→ **Request**:
Lines holding the string "Pressure" are the ones to copy from this listing.

[Stored data]
┌──

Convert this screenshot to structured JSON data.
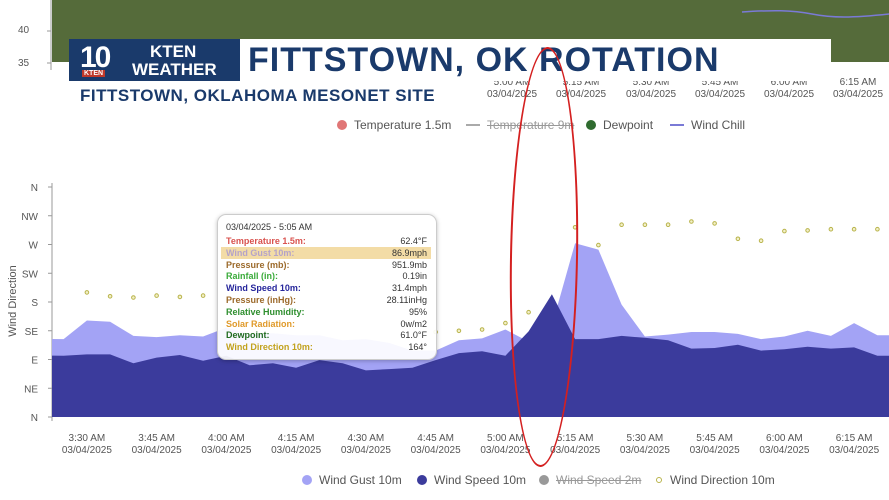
{
  "top_chart": {
    "y_ticks": [
      "40",
      "35"
    ],
    "x_ticks": [
      {
        "time": "5:00 AM",
        "date": "03/04/2025"
      },
      {
        "time": "5:15 AM",
        "date": "03/04/2025"
      },
      {
        "time": "5:30 AM",
        "date": "03/04/2025"
      },
      {
        "time": "5:45 AM",
        "date": "03/04/2025"
      },
      {
        "time": "6:00 AM",
        "date": "03/04/2025"
      },
      {
        "time": "6:15 AM",
        "date": "03/04/2025"
      }
    ],
    "legend": [
      {
        "label": "Temperature 1.5m",
        "style": "dot",
        "color": "#e07676",
        "hidden": false
      },
      {
        "label": "Temperature 9m",
        "style": "line",
        "color": "#aaaaaa",
        "hidden": true
      },
      {
        "label": "Dewpoint",
        "style": "dot",
        "color": "#2f6b2f",
        "hidden": false
      },
      {
        "label": "Wind Chill",
        "style": "line",
        "color": "#7a7ad6",
        "hidden": false
      }
    ]
  },
  "banner": {
    "logo_number": "10",
    "logo_station": "KTEN",
    "logo_weather": "WEATHER",
    "logo_small": "KTEN",
    "title": "FITTSTOWN, OK ROTATION",
    "subtitle": "FITTSTOWN, OKLAHOMA MESONET SITE"
  },
  "chart_data": {
    "type": "area",
    "ylabel": "Wind Direction",
    "y_ticks": [
      "N",
      "NW",
      "W",
      "SW",
      "S",
      "SE",
      "E",
      "NE",
      "N"
    ],
    "x": [
      "3:25 AM",
      "3:30 AM",
      "3:35 AM",
      "3:40 AM",
      "3:45 AM",
      "3:50 AM",
      "3:55 AM",
      "4:00 AM",
      "4:05 AM",
      "4:10 AM",
      "4:15 AM",
      "4:20 AM",
      "4:25 AM",
      "4:30 AM",
      "4:35 AM",
      "4:40 AM",
      "4:45 AM",
      "4:50 AM",
      "4:55 AM",
      "5:00 AM",
      "5:05 AM",
      "5:10 AM",
      "5:15 AM",
      "5:20 AM",
      "5:25 AM",
      "5:30 AM",
      "5:35 AM",
      "5:40 AM",
      "5:45 AM",
      "5:50 AM",
      "5:55 AM",
      "6:00 AM",
      "6:05 AM",
      "6:10 AM",
      "6:15 AM",
      "6:20 AM"
    ],
    "x_ticks": [
      {
        "time": "3:30 AM",
        "date": "03/04/2025"
      },
      {
        "time": "3:45 AM",
        "date": "03/04/2025"
      },
      {
        "time": "4:00 AM",
        "date": "03/04/2025"
      },
      {
        "time": "4:15 AM",
        "date": "03/04/2025"
      },
      {
        "time": "4:30 AM",
        "date": "03/04/2025"
      },
      {
        "time": "4:45 AM",
        "date": "03/04/2025"
      },
      {
        "time": "5:00 AM",
        "date": "03/04/2025"
      },
      {
        "time": "5:15 AM",
        "date": "03/04/2025"
      },
      {
        "time": "5:30 AM",
        "date": "03/04/2025"
      },
      {
        "time": "5:45 AM",
        "date": "03/04/2025"
      },
      {
        "time": "6:00 AM",
        "date": "03/04/2025"
      },
      {
        "time": "6:15 AM",
        "date": "03/04/2025"
      }
    ],
    "series": [
      {
        "name": "Wind Gust 10m",
        "unit": "degrees (0=N, 180=S, 360=N)",
        "color": "#a3a3f5",
        "values": [
          122,
          151,
          149,
          127,
          125,
          128,
          126,
          140,
          130,
          131,
          128,
          128,
          120,
          122,
          116,
          104,
          104,
          120,
          123,
          137,
          118,
          143,
          272,
          262,
          176,
          126,
          129,
          133,
          133,
          130,
          122,
          126,
          135,
          127,
          147,
          128
        ]
      },
      {
        "name": "Wind Speed 10m",
        "unit": "degrees (0=N, 180=S, 360=N)",
        "color": "#3b3b9c",
        "values": [
          96,
          98,
          98,
          84,
          93,
          97,
          88,
          96,
          81,
          84,
          77,
          89,
          84,
          73,
          75,
          77,
          89,
          100,
          103,
          96,
          134,
          192,
          122,
          122,
          127,
          124,
          120,
          107,
          108,
          113,
          104,
          106,
          110,
          107,
          109,
          96
        ]
      },
      {
        "name": "Wind Speed 2m",
        "hidden": true,
        "color": "#999999"
      },
      {
        "name": "Wind Direction 10m",
        "style": "points",
        "color": "#b8b34a",
        "values": [
          null,
          195,
          189,
          187,
          190,
          188,
          190,
          null,
          null,
          null,
          null,
          null,
          null,
          null,
          null,
          null,
          133,
          135,
          137,
          147,
          164,
          null,
          297,
          269,
          301,
          301,
          301,
          306,
          303,
          279,
          276,
          291,
          292,
          294,
          294,
          294
        ]
      }
    ],
    "tooltip": {
      "header": "03/04/2025 - 5:05 AM",
      "rows": [
        {
          "label": "Temperature 1.5m:",
          "value": "62.4°F",
          "color": "#d9534f"
        },
        {
          "label": "Wind Gust 10m:",
          "value": "86.9mph",
          "color": "#b5a3c8",
          "highlight": true
        },
        {
          "label": "Pressure (mb):",
          "value": "951.9mb",
          "color": "#9c6a2b"
        },
        {
          "label": "Rainfall (in):",
          "value": "0.19in",
          "color": "#3aab3a"
        },
        {
          "label": "Wind Speed 10m:",
          "value": "31.4mph",
          "color": "#27279c"
        },
        {
          "label": "Pressure (inHg):",
          "value": "28.11inHg",
          "color": "#9c6a2b"
        },
        {
          "label": "Relative Humidity:",
          "value": "95%",
          "color": "#2f8f2f"
        },
        {
          "label": "Solar Radiation:",
          "value": "0w/m2",
          "color": "#e09a2a"
        },
        {
          "label": "Dewpoint:",
          "value": "61.0°F",
          "color": "#1f6b1f"
        },
        {
          "label": "Wind Direction 10m:",
          "value": "164°",
          "color": "#c2a21e"
        }
      ]
    },
    "grid": false,
    "legend_position": "bottom"
  }
}
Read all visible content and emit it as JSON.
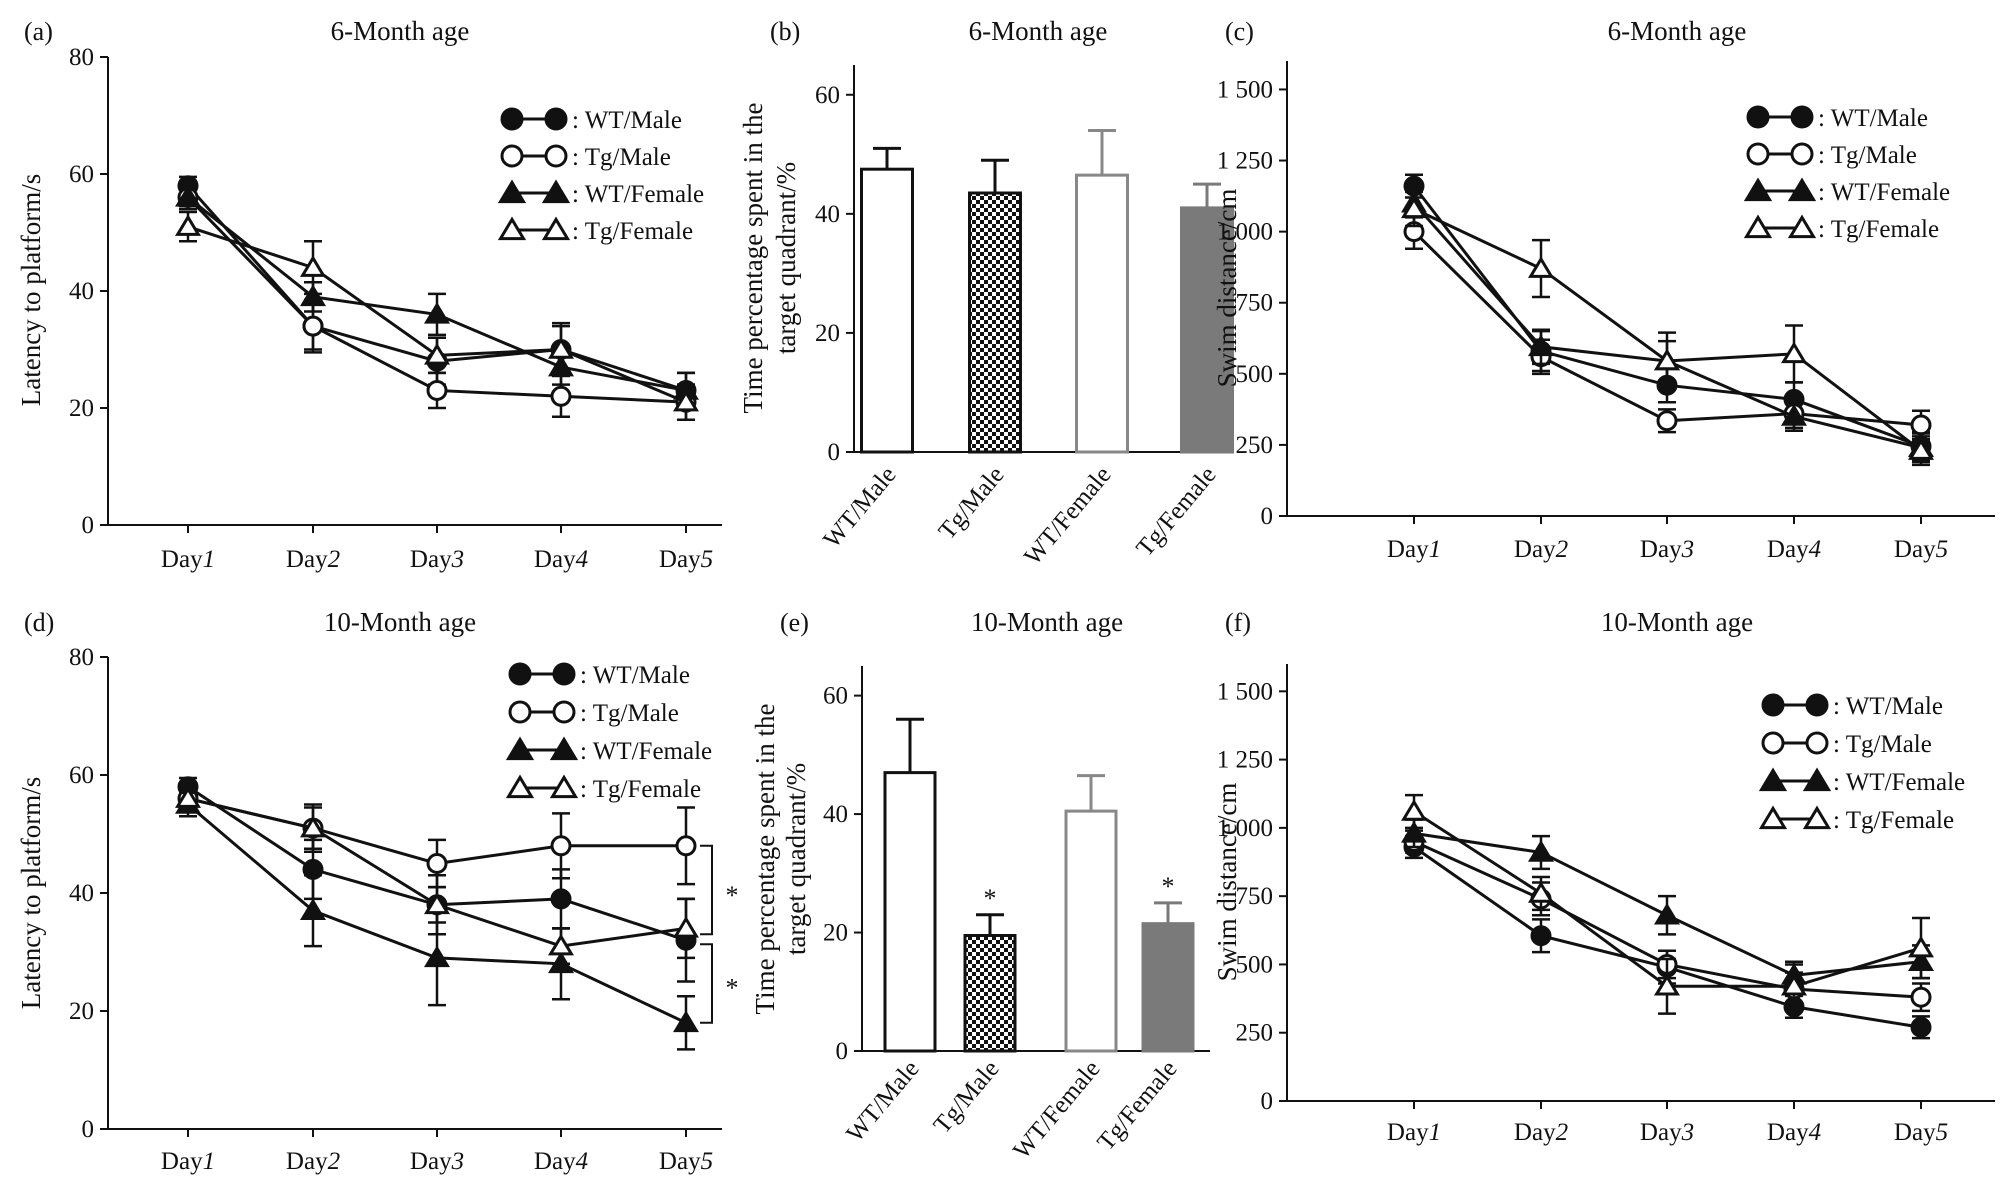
{
  "figure": {
    "day_prefix": "Day",
    "legend": [
      {
        "label": ": WT/Male",
        "marker": "circle",
        "filled": true
      },
      {
        "label": ": Tg/Male",
        "marker": "circle",
        "filled": false
      },
      {
        "label": ": WT/Female",
        "marker": "triangle",
        "filled": true
      },
      {
        "label": ": Tg/Female",
        "marker": "triangle",
        "filled": false
      }
    ],
    "colors": {
      "axis": "#111111",
      "wt_female_gray": "#888888",
      "tg_female_fill": "#7a7a7a"
    }
  },
  "chart_data": [
    {
      "id": "a",
      "panel_label": "(a)",
      "type": "line",
      "title": "6-Month age",
      "ylabel": "Latency to platform/s",
      "ylim": [
        0,
        80
      ],
      "yticks": [
        0,
        20,
        40,
        60,
        80
      ],
      "ytick_labels": [
        "0",
        "20",
        "40",
        "60",
        "80"
      ],
      "x": [
        "1",
        "2",
        "3",
        "4",
        "5"
      ],
      "series": [
        {
          "name": "WT/Male",
          "values": [
            58,
            34,
            28,
            30,
            23
          ],
          "errors": [
            1.5,
            4.5,
            4,
            4.5,
            3
          ]
        },
        {
          "name": "Tg/Male",
          "values": [
            56,
            34,
            23,
            22,
            21
          ],
          "errors": [
            1.5,
            4,
            3,
            3.5,
            3
          ]
        },
        {
          "name": "WT/Female",
          "values": [
            56,
            39,
            36,
            27,
            23
          ],
          "errors": [
            2,
            2.5,
            3.5,
            3,
            3
          ]
        },
        {
          "name": "Tg/Female",
          "values": [
            51,
            44,
            29,
            30,
            21
          ],
          "errors": [
            2.5,
            4.5,
            3,
            4,
            3
          ]
        }
      ],
      "legend_pos": "top-right"
    },
    {
      "id": "b",
      "panel_label": "(b)",
      "type": "bar",
      "title": "6-Month age",
      "ylabel_lines": [
        "Time percentage spent in the",
        "target quadrant/%"
      ],
      "ylim": [
        0,
        65
      ],
      "yticks": [
        0,
        20,
        40,
        60
      ],
      "ytick_labels": [
        "0",
        "20",
        "40",
        "60"
      ],
      "categories": [
        "WT/Male",
        "Tg/Male",
        "WT/Female",
        "Tg/Female"
      ],
      "values": [
        47.5,
        43.5,
        46.5,
        41
      ],
      "errors": [
        3.5,
        5.5,
        7.5,
        4
      ],
      "annotations": [
        "",
        "",
        "",
        ""
      ]
    },
    {
      "id": "c",
      "panel_label": "(c)",
      "type": "line",
      "title": "6-Month age",
      "ylabel": "Swim distance/cm",
      "ylim": [
        0,
        1600
      ],
      "yticks": [
        0,
        250,
        500,
        750,
        1000,
        1250,
        1500
      ],
      "ytick_labels": [
        "0",
        "250",
        "500",
        "750",
        "1 000",
        "1 250",
        "1 500"
      ],
      "x": [
        "1",
        "2",
        "3",
        "4",
        "5"
      ],
      "series": [
        {
          "name": "WT/Male",
          "values": [
            1160,
            580,
            460,
            410,
            245
          ],
          "errors": [
            40,
            70,
            60,
            60,
            50
          ]
        },
        {
          "name": "Tg/Male",
          "values": [
            1000,
            560,
            335,
            360,
            320
          ],
          "errors": [
            60,
            60,
            40,
            50,
            50
          ]
        },
        {
          "name": "WT/Female",
          "values": [
            1100,
            595,
            545,
            350,
            240
          ],
          "errors": [
            50,
            60,
            70,
            50,
            50
          ]
        },
        {
          "name": "Tg/Female",
          "values": [
            1080,
            870,
            545,
            570,
            230
          ],
          "errors": [
            60,
            100,
            100,
            100,
            50
          ]
        }
      ],
      "legend_pos": "top-right"
    },
    {
      "id": "d",
      "panel_label": "(d)",
      "type": "line",
      "title": "10-Month age",
      "ylabel": "Latency to platform/s",
      "ylim": [
        0,
        80
      ],
      "yticks": [
        0,
        20,
        40,
        60,
        80
      ],
      "ytick_labels": [
        "0",
        "20",
        "40",
        "60",
        "80"
      ],
      "x": [
        "1",
        "2",
        "3",
        "4",
        "5"
      ],
      "series": [
        {
          "name": "WT/Male",
          "values": [
            58,
            44,
            38,
            39,
            32
          ],
          "errors": [
            1.5,
            5,
            5,
            5,
            7
          ]
        },
        {
          "name": "Tg/Male",
          "values": [
            56,
            51,
            45,
            48,
            48
          ],
          "errors": [
            1.5,
            4,
            4,
            5.5,
            6.5
          ]
        },
        {
          "name": "WT/Female",
          "values": [
            55,
            37,
            29,
            28,
            18
          ],
          "errors": [
            2,
            6,
            8,
            6,
            4.5
          ]
        },
        {
          "name": "Tg/Female",
          "values": [
            56,
            51,
            38,
            31,
            34
          ],
          "errors": [
            2,
            3.5,
            3,
            3,
            5
          ]
        }
      ],
      "significance": [
        "*",
        "*"
      ],
      "legend_pos": "top-right"
    },
    {
      "id": "e",
      "panel_label": "(e)",
      "type": "bar",
      "title": "10-Month age",
      "ylabel_lines": [
        "Time percentage spent in the",
        "target quadrant/%"
      ],
      "ylim": [
        0,
        65
      ],
      "yticks": [
        0,
        20,
        40,
        60
      ],
      "ytick_labels": [
        "0",
        "20",
        "40",
        "60"
      ],
      "categories": [
        "WT/Male",
        "Tg/Male",
        "WT/Female",
        "Tg/Female"
      ],
      "values": [
        47,
        19.5,
        40.5,
        21.5
      ],
      "errors": [
        9,
        3.5,
        6,
        3.5
      ],
      "annotations": [
        "",
        "*",
        "",
        "*"
      ]
    },
    {
      "id": "f",
      "panel_label": "(f)",
      "type": "line",
      "title": "10-Month age",
      "ylabel": "Swim distance/cm",
      "ylim": [
        0,
        1600
      ],
      "yticks": [
        0,
        250,
        500,
        750,
        1000,
        1250,
        1500
      ],
      "ytick_labels": [
        "0",
        "250",
        "500",
        "750",
        "1 000",
        "1 250",
        "1 500"
      ],
      "x": [
        "1",
        "2",
        "3",
        "4",
        "5"
      ],
      "series": [
        {
          "name": "WT/Male",
          "values": [
            930,
            605,
            490,
            345,
            270
          ],
          "errors": [
            40,
            60,
            60,
            40,
            40
          ]
        },
        {
          "name": "Tg/Male",
          "values": [
            950,
            740,
            500,
            410,
            380
          ],
          "errors": [
            40,
            60,
            50,
            60,
            50
          ]
        },
        {
          "name": "WT/Female",
          "values": [
            980,
            910,
            680,
            460,
            510
          ],
          "errors": [
            50,
            60,
            70,
            50,
            60
          ]
        },
        {
          "name": "Tg/Female",
          "values": [
            1060,
            760,
            420,
            420,
            560
          ],
          "errors": [
            60,
            60,
            100,
            80,
            110
          ]
        }
      ],
      "legend_pos": "right"
    }
  ]
}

└──

→ **Response to the exercise**:
          "label": "Pressure (mb):",
          "label": "Pressure (inHg):",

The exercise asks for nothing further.